List all lines of the data containing the word "text".

• **Data rows**:
------------
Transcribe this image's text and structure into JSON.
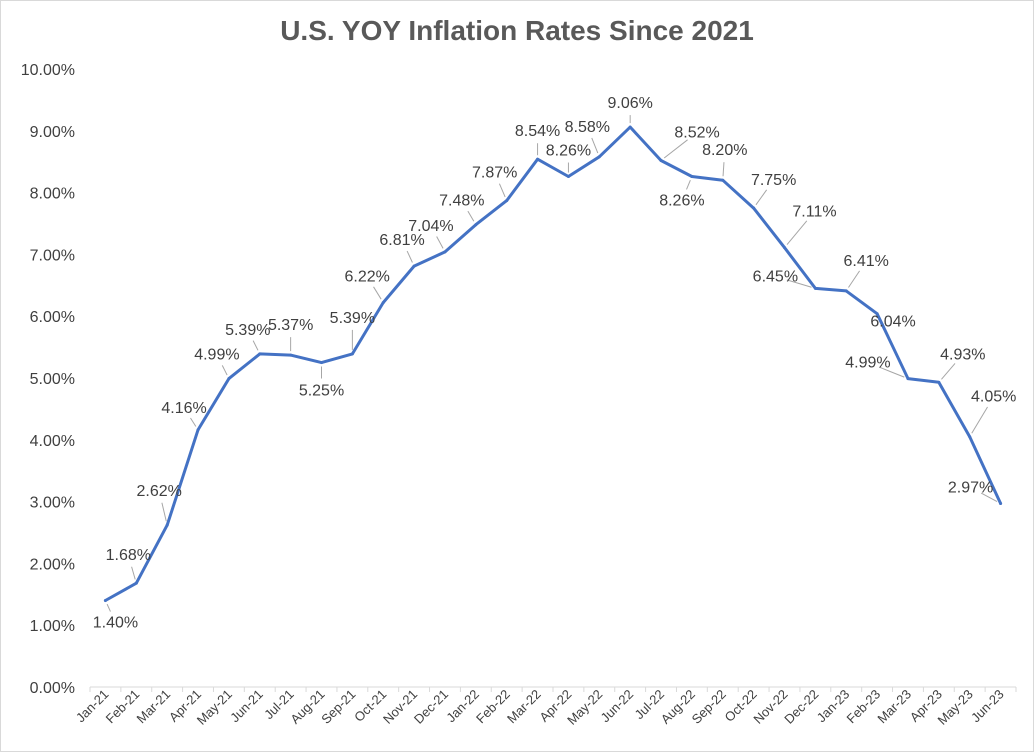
{
  "chart_data": {
    "type": "line",
    "title": "U.S. YOY Inflation Rates Since 2021",
    "xlabel": "",
    "ylabel": "",
    "ylim": [
      0,
      10
    ],
    "y_tick_labels": [
      "0.00%",
      "1.00%",
      "2.00%",
      "3.00%",
      "4.00%",
      "5.00%",
      "6.00%",
      "7.00%",
      "8.00%",
      "9.00%",
      "10.00%"
    ],
    "grid": false,
    "legend": "none",
    "categories": [
      "Jan-21",
      "Feb-21",
      "Mar-21",
      "Apr-21",
      "May-21",
      "Jun-21",
      "Jul-21",
      "Aug-21",
      "Sep-21",
      "Oct-21",
      "Nov-21",
      "Dec-21",
      "Jan-22",
      "Feb-22",
      "Mar-22",
      "Apr-22",
      "May-22",
      "Jun-22",
      "Jul-22",
      "Aug-22",
      "Sep-22",
      "Oct-22",
      "Nov-22",
      "Dec-22",
      "Jan-23",
      "Feb-23",
      "Mar-23",
      "Apr-23",
      "May-23",
      "Jun-23"
    ],
    "series": [
      {
        "values": [
          1.4,
          1.68,
          2.62,
          4.16,
          4.99,
          5.39,
          5.37,
          5.25,
          5.39,
          6.22,
          6.81,
          7.04,
          7.48,
          7.87,
          8.54,
          8.26,
          8.58,
          9.06,
          8.52,
          8.26,
          8.2,
          7.75,
          7.11,
          6.45,
          6.41,
          6.04,
          4.99,
          4.93,
          4.05,
          2.97
        ],
        "data_labels": [
          "1.40%",
          "1.68%",
          "2.62%",
          "4.16%",
          "4.99%",
          "5.39%",
          "5.37%",
          "5.25%",
          "5.39%",
          "6.22%",
          "6.81%",
          "7.04%",
          "7.48%",
          "7.87%",
          "8.54%",
          "8.26%",
          "8.58%",
          "9.06%",
          "8.52%",
          "8.26%",
          "8.20%",
          "7.75%",
          "7.11%",
          "6.45%",
          "6.41%",
          "6.04%",
          "4.99%",
          "4.93%",
          "4.05%",
          "2.97%"
        ]
      }
    ]
  },
  "colors": {
    "line": "#4472c4",
    "text": "#404040",
    "title": "#595959",
    "axis": "#d9d9d9",
    "leader": "#a6a6a6"
  }
}
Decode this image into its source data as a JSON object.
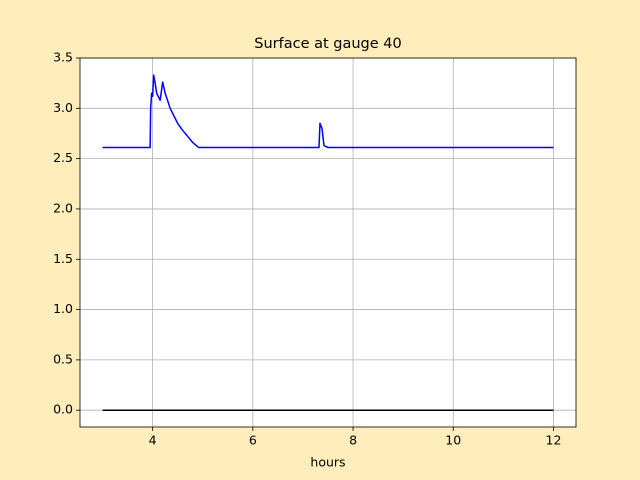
{
  "chart_data": {
    "type": "line",
    "title": "Surface at gauge 40",
    "xlabel": "hours",
    "xlim": [
      2.55,
      12.45
    ],
    "ylim": [
      -0.167,
      3.5
    ],
    "xticks": [
      4,
      6,
      8,
      10,
      12
    ],
    "yticks": [
      {
        "value": 0,
        "label": "0.0"
      },
      {
        "value": 0.5,
        "label": "0.5"
      },
      {
        "value": 1,
        "label": "1.0"
      },
      {
        "value": 1.5,
        "label": "1.5"
      },
      {
        "value": 2,
        "label": "2.0"
      },
      {
        "value": 2.5,
        "label": "2.5"
      },
      {
        "value": 3,
        "label": "3.0"
      },
      {
        "value": 3.5,
        "label": "3.5"
      }
    ],
    "grid": true,
    "series": [
      {
        "color": "#0000ff",
        "x": [
          3.0,
          3.95,
          3.96,
          3.98,
          4.0,
          4.02,
          4.05,
          4.08,
          4.15,
          4.2,
          4.25,
          4.35,
          4.5,
          4.6,
          4.8,
          4.92,
          7.32,
          7.34,
          7.38,
          7.42,
          7.5,
          12.0
        ],
        "values": [
          2.61,
          2.61,
          3.0,
          3.15,
          3.12,
          3.33,
          3.25,
          3.15,
          3.08,
          3.26,
          3.15,
          3.0,
          2.85,
          2.78,
          2.66,
          2.61,
          2.61,
          2.85,
          2.8,
          2.63,
          2.61,
          2.61
        ]
      },
      {
        "color": "#000000",
        "x": [
          3.0,
          12.0
        ],
        "values": [
          0,
          0
        ]
      }
    ]
  }
}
------------
• **Written reply**:
Transcribe this image's text and structure into JSON.
    "text": "#404040",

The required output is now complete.